[Task instructions] Type out the data exactly as given. Skip any image.

::: Data for the task

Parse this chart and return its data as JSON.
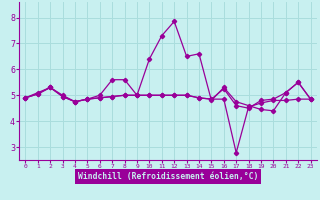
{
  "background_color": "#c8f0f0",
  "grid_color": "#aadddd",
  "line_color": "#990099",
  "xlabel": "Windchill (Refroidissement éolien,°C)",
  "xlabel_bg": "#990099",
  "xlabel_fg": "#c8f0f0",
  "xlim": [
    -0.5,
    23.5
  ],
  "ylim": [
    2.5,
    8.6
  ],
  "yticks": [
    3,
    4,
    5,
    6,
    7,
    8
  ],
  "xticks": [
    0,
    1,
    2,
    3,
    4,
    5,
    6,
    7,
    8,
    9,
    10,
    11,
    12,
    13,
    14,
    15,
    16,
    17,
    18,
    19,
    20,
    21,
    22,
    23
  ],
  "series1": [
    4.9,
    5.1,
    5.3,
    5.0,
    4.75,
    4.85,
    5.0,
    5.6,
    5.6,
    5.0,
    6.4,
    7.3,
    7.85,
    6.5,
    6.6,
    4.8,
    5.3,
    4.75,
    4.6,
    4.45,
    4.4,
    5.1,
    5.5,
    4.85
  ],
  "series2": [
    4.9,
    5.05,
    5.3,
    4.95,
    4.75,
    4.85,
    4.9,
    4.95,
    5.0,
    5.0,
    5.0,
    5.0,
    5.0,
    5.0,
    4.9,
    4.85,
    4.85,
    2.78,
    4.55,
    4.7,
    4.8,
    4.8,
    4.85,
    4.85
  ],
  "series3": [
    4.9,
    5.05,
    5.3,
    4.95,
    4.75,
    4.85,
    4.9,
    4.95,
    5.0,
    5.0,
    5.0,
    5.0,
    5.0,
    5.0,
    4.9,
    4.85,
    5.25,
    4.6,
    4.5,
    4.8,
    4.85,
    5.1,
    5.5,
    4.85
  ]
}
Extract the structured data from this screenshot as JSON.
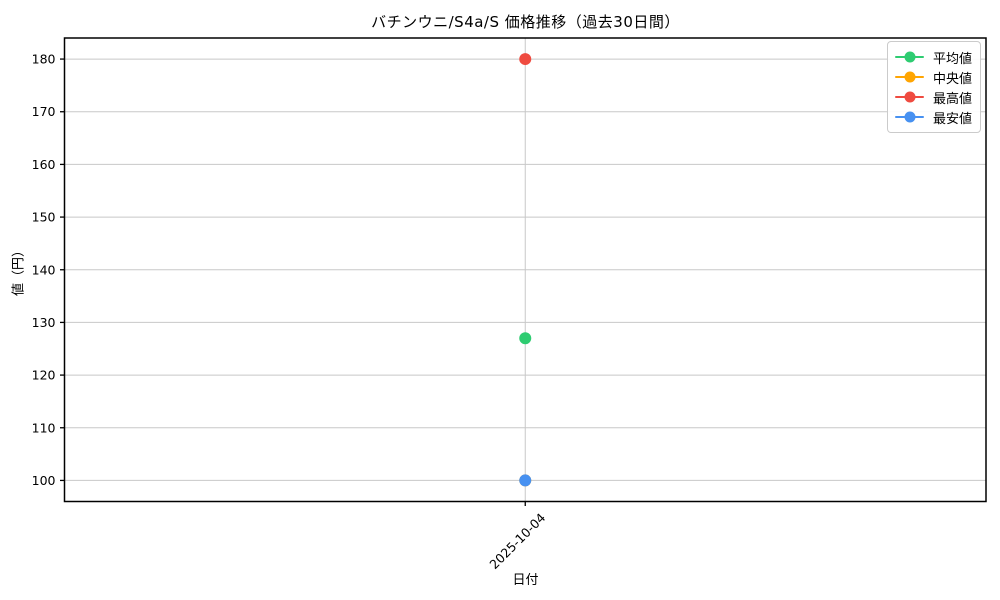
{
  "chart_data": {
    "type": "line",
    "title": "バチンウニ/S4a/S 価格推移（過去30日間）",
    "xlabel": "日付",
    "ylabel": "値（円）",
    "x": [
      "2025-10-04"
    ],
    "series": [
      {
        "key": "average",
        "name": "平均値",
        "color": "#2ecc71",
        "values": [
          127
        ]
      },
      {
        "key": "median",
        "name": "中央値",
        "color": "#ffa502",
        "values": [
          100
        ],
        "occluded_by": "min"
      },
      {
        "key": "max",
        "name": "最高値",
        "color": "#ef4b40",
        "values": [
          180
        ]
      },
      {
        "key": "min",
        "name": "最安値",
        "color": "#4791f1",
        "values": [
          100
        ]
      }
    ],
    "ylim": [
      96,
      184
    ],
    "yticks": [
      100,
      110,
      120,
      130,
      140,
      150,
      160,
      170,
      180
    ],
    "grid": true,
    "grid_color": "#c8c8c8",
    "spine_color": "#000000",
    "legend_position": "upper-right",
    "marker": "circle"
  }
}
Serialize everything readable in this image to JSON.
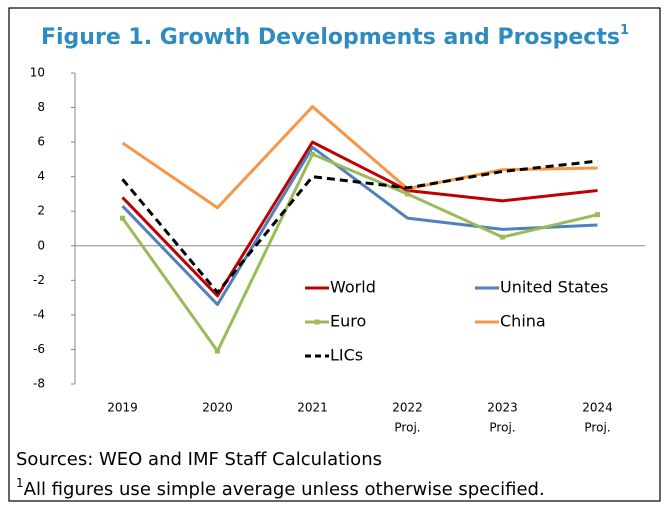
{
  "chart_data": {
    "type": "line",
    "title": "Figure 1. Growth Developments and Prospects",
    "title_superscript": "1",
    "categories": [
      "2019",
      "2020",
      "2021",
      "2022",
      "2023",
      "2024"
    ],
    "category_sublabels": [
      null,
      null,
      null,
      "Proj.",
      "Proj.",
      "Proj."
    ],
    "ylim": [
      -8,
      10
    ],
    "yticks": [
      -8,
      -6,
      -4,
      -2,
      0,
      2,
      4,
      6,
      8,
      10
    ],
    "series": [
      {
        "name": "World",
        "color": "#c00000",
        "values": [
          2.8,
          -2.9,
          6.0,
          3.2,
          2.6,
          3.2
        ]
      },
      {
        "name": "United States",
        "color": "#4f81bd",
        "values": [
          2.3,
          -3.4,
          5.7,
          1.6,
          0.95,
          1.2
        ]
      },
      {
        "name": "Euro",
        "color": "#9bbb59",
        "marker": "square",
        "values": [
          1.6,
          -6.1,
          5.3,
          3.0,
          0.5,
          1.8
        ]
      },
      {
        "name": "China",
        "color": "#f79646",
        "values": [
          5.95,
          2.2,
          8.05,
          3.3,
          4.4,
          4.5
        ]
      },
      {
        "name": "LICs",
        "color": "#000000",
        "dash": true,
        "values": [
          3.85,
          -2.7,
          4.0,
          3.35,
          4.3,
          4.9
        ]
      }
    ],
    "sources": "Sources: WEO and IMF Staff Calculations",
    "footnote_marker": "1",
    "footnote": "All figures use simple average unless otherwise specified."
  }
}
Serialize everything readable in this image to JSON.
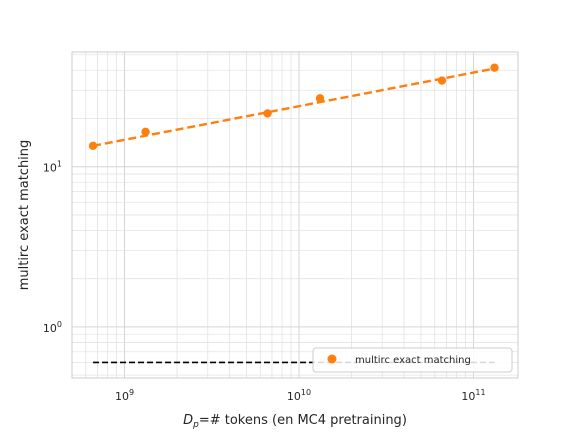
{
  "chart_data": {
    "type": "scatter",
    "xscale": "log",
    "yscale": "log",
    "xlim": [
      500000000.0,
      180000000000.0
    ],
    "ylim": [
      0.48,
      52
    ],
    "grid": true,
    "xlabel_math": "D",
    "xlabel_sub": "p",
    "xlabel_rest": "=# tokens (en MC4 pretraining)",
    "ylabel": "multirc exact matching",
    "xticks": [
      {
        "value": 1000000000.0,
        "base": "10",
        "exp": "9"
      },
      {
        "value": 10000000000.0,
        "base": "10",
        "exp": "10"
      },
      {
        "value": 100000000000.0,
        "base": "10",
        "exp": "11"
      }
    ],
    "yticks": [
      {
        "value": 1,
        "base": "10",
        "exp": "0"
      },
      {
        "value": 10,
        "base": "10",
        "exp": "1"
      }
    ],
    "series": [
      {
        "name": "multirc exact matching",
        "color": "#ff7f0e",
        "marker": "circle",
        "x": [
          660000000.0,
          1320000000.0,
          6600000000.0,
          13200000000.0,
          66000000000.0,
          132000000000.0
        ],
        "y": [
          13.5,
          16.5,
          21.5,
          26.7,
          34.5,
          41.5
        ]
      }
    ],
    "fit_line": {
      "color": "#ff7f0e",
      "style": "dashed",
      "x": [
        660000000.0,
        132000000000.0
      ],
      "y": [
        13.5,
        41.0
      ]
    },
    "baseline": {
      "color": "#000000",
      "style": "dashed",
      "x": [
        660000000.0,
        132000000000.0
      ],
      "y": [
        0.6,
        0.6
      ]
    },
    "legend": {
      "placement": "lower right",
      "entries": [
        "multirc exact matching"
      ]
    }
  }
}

::::::

[Solution for this exercise]
Parse this chart and return its data as JSON.
{
  "background_color": "#c8f0f0",
  "grid_color": "#aadddd",
  "line_color": "#990099",
  "xlabel": "Windchill (Refroidissement éolien,°C)",
  "xlabel_bg": "#990099",
  "xlabel_fg": "#c8f0f0",
  "xlim": [
    -0.5,
    23.5
  ],
  "ylim": [
    2.5,
    8.6
  ],
  "yticks": [
    3,
    4,
    5,
    6,
    7,
    8
  ],
  "xticks": [
    0,
    1,
    2,
    3,
    4,
    5,
    6,
    7,
    8,
    9,
    10,
    11,
    12,
    13,
    14,
    15,
    16,
    17,
    18,
    19,
    20,
    21,
    22,
    23
  ],
  "series1": [
    4.9,
    5.1,
    5.3,
    5.0,
    4.75,
    4.85,
    5.0,
    5.6,
    5.6,
    5.0,
    6.4,
    7.3,
    7.85,
    6.5,
    6.6,
    4.8,
    5.3,
    4.75,
    4.6,
    4.45,
    4.4,
    5.1,
    5.5,
    4.85
  ],
  "series2": [
    4.9,
    5.05,
    5.3,
    4.95,
    4.75,
    4.85,
    4.9,
    4.95,
    5.0,
    5.0,
    5.0,
    5.0,
    5.0,
    5.0,
    4.9,
    4.85,
    4.85,
    2.78,
    4.55,
    4.7,
    4.8,
    4.8,
    4.85,
    4.85
  ],
  "series3": [
    4.9,
    5.05,
    5.3,
    4.95,
    4.75,
    4.85,
    4.9,
    4.95,
    5.0,
    5.0,
    5.0,
    5.0,
    5.0,
    5.0,
    4.9,
    4.85,
    5.25,
    4.6,
    4.5,
    4.8,
    4.85,
    5.1,
    5.5,
    4.85
  ]
}
Extract the structured data from this screenshot as JSON.
{
  "chart_data": {
    "type": "line",
    "title": "バチンウニ/S4a/S 価格推移（過去30日間）",
    "xlabel": "日付",
    "ylabel": "値（円）",
    "x": [
      "2025-10-04"
    ],
    "series": [
      {
        "key": "average",
        "name": "平均値",
        "color": "#2ecc71",
        "values": [
          127
        ]
      },
      {
        "key": "median",
        "name": "中央値",
        "color": "#ffa502",
        "values": [
          100
        ],
        "occluded_by": "min"
      },
      {
        "key": "max",
        "name": "最高値",
        "color": "#ef4b40",
        "values": [
          180
        ]
      },
      {
        "key": "min",
        "name": "最安値",
        "color": "#4791f1",
        "values": [
          100
        ]
      }
    ],
    "ylim": [
      96,
      184
    ],
    "yticks": [
      100,
      110,
      120,
      130,
      140,
      150,
      160,
      170,
      180
    ],
    "grid": true,
    "grid_color": "#c8c8c8",
    "spine_color": "#000000",
    "legend_position": "upper-right",
    "marker": "circle"
  }
}
Serialize everything readable in this image to JSON.
{
  "chart_data": {
    "type": "line",
    "title": "Figure 1. Growth Developments and Prospects",
    "title_superscript": "1",
    "categories": [
      "2019",
      "2020",
      "2021",
      "2022",
      "2023",
      "2024"
    ],
    "category_sublabels": [
      null,
      null,
      null,
      "Proj.",
      "Proj.",
      "Proj."
    ],
    "ylim": [
      -8,
      10
    ],
    "yticks": [
      -8,
      -6,
      -4,
      -2,
      0,
      2,
      4,
      6,
      8,
      10
    ],
    "series": [
      {
        "name": "World",
        "color": "#c00000",
        "values": [
          2.8,
          -2.9,
          6.0,
          3.2,
          2.6,
          3.2
        ]
      },
      {
        "name": "United States",
        "color": "#4f81bd",
        "values": [
          2.3,
          -3.4,
          5.7,
          1.6,
          0.95,
          1.2
        ]
      },
      {
        "name": "Euro",
        "color": "#9bbb59",
        "marker": "square",
        "values": [
          1.6,
          -6.1,
          5.3,
          3.0,
          0.5,
          1.8
        ]
      },
      {
        "name": "China",
        "color": "#f79646",
        "values": [
          5.95,
          2.2,
          8.05,
          3.3,
          4.4,
          4.5
        ]
      },
      {
        "name": "LICs",
        "color": "#000000",
        "dash": true,
        "values": [
          3.85,
          -2.7,
          4.0,
          3.35,
          4.3,
          4.9
        ]
      }
    ],
    "sources": "Sources: WEO and IMF Staff Calculations",
    "footnote_marker": "1",
    "footnote": "All figures use simple average unless otherwise specified."
  }
}
Serialize everything readable in this image to JSON.
{
  "chart_data": {
    "type": "scatter",
    "xscale": "log",
    "yscale": "log",
    "xlim": [
      500000000.0,
      180000000000.0
    ],
    "ylim": [
      0.48,
      52
    ],
    "grid": true,
    "xlabel_math": "D",
    "xlabel_sub": "p",
    "xlabel_rest": "=# tokens (en MC4 pretraining)",
    "ylabel": "multirc exact matching",
    "xticks": [
      {
        "value": 1000000000.0,
        "base": "10",
        "exp": "9"
      },
      {
        "value": 10000000000.0,
        "base": "10",
        "exp": "10"
      },
      {
        "value": 100000000000.0,
        "base": "10",
        "exp": "11"
      }
    ],
    "yticks": [
      {
        "value": 1,
        "base": "10",
        "exp": "0"
      },
      {
        "value": 10,
        "base": "10",
        "exp": "1"
      }
    ],
    "series": [
      {
        "name": "multirc exact matching",
        "color": "#ff7f0e",
        "marker": "circle",
        "x": [
          660000000.0,
          1320000000.0,
          6600000000.0,
          13200000000.0,
          66000000000.0,
          132000000000.0
        ],
        "y": [
          13.5,
          16.5,
          21.5,
          26.7,
          34.5,
          41.5
        ]
      }
    ],
    "fit_line": {
      "color": "#ff7f0e",
      "style": "dashed",
      "x": [
        660000000.0,
        132000000000.0
      ],
      "y": [
        13.5,
        41.0
      ]
    },
    "baseline": {
      "color": "#000000",
      "style": "dashed",
      "x": [
        660000000.0,
        132000000000.0
      ],
      "y": [
        0.6,
        0.6
      ]
    },
    "legend": {
      "placement": "lower right",
      "entries": [
        "multirc exact matching"
      ]
    }
  }
}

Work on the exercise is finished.